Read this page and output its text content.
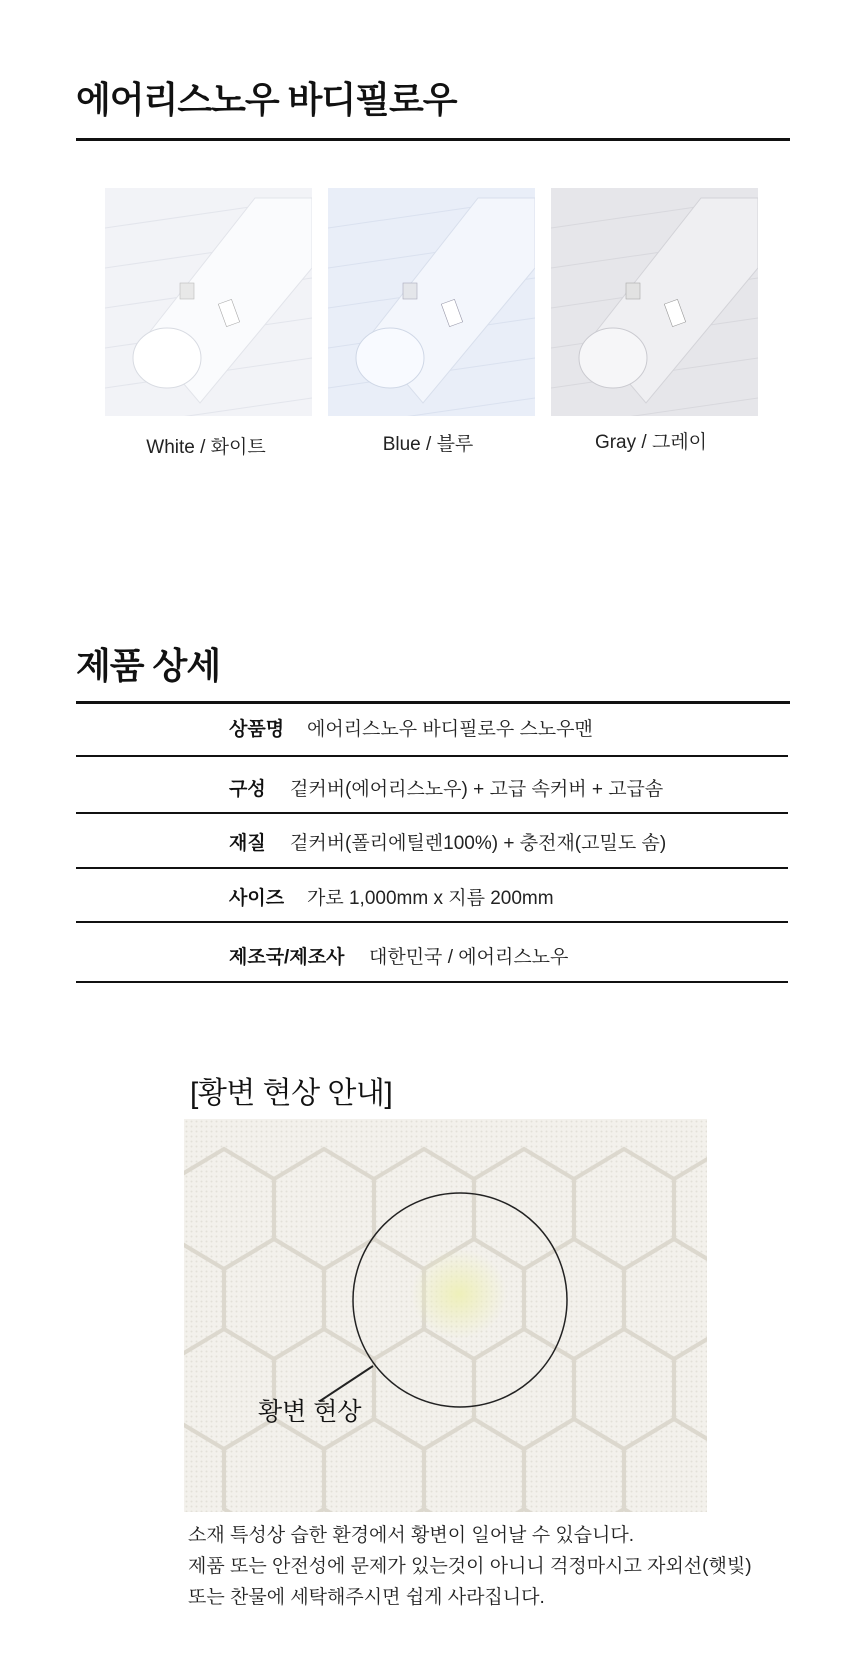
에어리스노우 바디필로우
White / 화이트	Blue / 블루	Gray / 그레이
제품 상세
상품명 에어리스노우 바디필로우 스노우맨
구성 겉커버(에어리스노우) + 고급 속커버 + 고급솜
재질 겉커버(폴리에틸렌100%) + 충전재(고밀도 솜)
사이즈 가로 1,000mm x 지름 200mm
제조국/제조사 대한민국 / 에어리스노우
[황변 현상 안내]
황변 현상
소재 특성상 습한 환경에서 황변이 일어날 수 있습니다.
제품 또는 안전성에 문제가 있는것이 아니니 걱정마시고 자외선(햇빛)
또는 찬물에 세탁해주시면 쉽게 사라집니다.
.....
--- To do ---
Restate the data above word for word. Skip every picture.

--- Result below ---
Read this page and output its text content.
에어리스노우 바디필로우
White / 화이트	Blue / 블루	Gray / 그레이
제품 상세
상품명 에어리스노우 바디필로우 스노우맨
구성 겉커버(에어리스노우) + 고급 속커버 + 고급솜
재질 겉커버(폴리에틸렌100%) + 충전재(고밀도 솜)
사이즈 가로 1,000mm x 지름 200mm
제조국/제조사 대한민국 / 에어리스노우
[황변 현상 안내]
황변 현상
소재 특성상 습한 환경에서 황변이 일어날 수 있습니다.
제품 또는 안전성에 문제가 있는것이 아니니 걱정마시고 자외선(햇빛)
또는 찬물에 세탁해주시면 쉽게 사라집니다.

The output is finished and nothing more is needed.